◆ What the exercise asks ◆
You are to retype all of the data exactly as it appears.

** Start of Given records **

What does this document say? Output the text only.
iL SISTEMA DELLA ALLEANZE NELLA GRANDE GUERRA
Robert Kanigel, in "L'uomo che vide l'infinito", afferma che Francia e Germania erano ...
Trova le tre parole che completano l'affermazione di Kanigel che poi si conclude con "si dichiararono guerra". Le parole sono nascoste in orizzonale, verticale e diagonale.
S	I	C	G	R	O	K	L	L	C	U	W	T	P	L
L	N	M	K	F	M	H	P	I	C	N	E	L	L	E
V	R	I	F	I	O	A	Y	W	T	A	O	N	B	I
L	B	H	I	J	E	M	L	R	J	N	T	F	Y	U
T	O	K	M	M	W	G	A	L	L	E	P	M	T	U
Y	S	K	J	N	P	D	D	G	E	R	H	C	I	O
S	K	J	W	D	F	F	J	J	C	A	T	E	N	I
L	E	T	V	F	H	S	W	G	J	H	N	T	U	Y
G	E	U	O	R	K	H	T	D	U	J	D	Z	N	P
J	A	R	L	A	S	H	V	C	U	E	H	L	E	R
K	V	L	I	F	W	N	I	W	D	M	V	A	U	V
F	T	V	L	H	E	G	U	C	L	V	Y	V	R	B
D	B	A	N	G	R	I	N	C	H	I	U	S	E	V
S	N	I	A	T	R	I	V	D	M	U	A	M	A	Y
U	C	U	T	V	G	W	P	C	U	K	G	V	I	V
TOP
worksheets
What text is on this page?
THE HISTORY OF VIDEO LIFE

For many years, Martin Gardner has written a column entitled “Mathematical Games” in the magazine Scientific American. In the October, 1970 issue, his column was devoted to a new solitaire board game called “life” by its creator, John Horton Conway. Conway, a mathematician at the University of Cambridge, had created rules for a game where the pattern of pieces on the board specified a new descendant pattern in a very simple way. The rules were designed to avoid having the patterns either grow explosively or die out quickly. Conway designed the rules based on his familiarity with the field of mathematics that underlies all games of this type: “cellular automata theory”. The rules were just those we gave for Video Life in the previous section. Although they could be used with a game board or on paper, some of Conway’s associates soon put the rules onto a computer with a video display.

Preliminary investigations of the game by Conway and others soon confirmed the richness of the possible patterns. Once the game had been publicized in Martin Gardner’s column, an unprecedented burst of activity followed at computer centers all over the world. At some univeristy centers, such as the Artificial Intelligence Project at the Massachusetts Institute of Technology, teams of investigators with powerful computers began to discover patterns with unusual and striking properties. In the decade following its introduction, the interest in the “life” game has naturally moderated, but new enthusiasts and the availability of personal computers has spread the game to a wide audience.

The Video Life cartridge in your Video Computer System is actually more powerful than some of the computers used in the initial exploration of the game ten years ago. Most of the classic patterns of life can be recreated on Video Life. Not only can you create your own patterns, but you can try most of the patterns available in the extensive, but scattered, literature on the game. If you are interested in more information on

** End of Given records **

◆ Solution for this exercise ◆
What does this document say? Output the text only.
iL SISTEMA DELLA ALLEANZE NELLA GRANDE GUERRA
Robert Kanigel, in "L'uomo che vide l'infinito", afferma che Francia e Germania erano ...
Trova le tre parole che completano l'affermazione di Kanigel che poi si conclude con "si dichiararono guerra". Le parole sono nascoste in orizzonale, verticale e diagonale.
S	I	C	G	R	O	K	L	L	C	U	W	T	P	L
L	N	M	K	F	M	H	P	I	C	N	E	L	L	E
V	R	I	F	I	O	A	Y	W	T	A	O	N	B	I
L	B	H	I	J	E	M	L	R	J	N	T	F	Y	U
T	O	K	M	M	W	G	A	L	L	E	P	M	T	U
Y	S	K	J	N	P	D	D	G	E	R	H	C	I	O
S	K	J	W	D	F	F	J	J	C	A	T	E	N	I
L	E	T	V	F	H	S	W	G	J	H	N	T	U	Y
G	E	U	O	R	K	H	T	D	U	J	D	Z	N	P
J	A	R	L	A	S	H	V	C	U	E	H	L	E	R
K	V	L	I	F	W	N	I	W	D	M	V	A	U	V
F	T	V	L	H	E	G	U	C	L	V	Y	V	R	B
D	B	A	N	G	R	I	N	C	H	I	U	S	E	V
S	N	I	A	T	R	I	V	D	M	U	A	M	A	Y
U	C	U	T	V	G	W	P	C	U	K	G	V	I	V
TOP
worksheets
What text is on this page?
THE HISTORY OF VIDEO LIFE

For many years, Martin Gardner has written a column entitled “Mathematical Games” in the magazine Scientific American. In the October, 1970 issue, his column was devoted to a new solitaire board game called “life” by its creator, John Horton Conway. Conway, a mathematician at the University of Cambridge, had created rules for a game where the pattern of pieces on the board specified a new descendant pattern in a very simple way. The rules were designed to avoid having the patterns either grow explosively or die out quickly. Conway designed the rules based on his familiarity with the field of mathematics that underlies all games of this type: “cellular automata theory”. The rules were just those we gave for Video Life in the previous section. Although they could be used with a game board or on paper, some of Conway’s associates soon put the rules onto a computer with a video display.

Preliminary investigations of the game by Conway and others soon confirmed the richness of the possible patterns. Once the game had been publicized in Martin Gardner’s column, an unprecedented burst of activity followed at computer centers all over the world. At some univeristy centers, such as the Artificial Intelligence Project at the Massachusetts Institute of Technology, teams of investigators with powerful computers began to discover patterns with unusual and striking properties. In the decade following its introduction, the interest in the “life” game has naturally moderated, but new enthusiasts and the availability of personal computers has spread the game to a wide audience.

The Video Life cartridge in your Video Computer System is actually more powerful than some of the computers used in the initial exploration of the game ten years ago. Most of the classic patterns of life can be recreated on Video Life. Not only can you create your own patterns, but you can try most of the patterns available in the extensive, but scattered, literature on the game. If you are interested in more information on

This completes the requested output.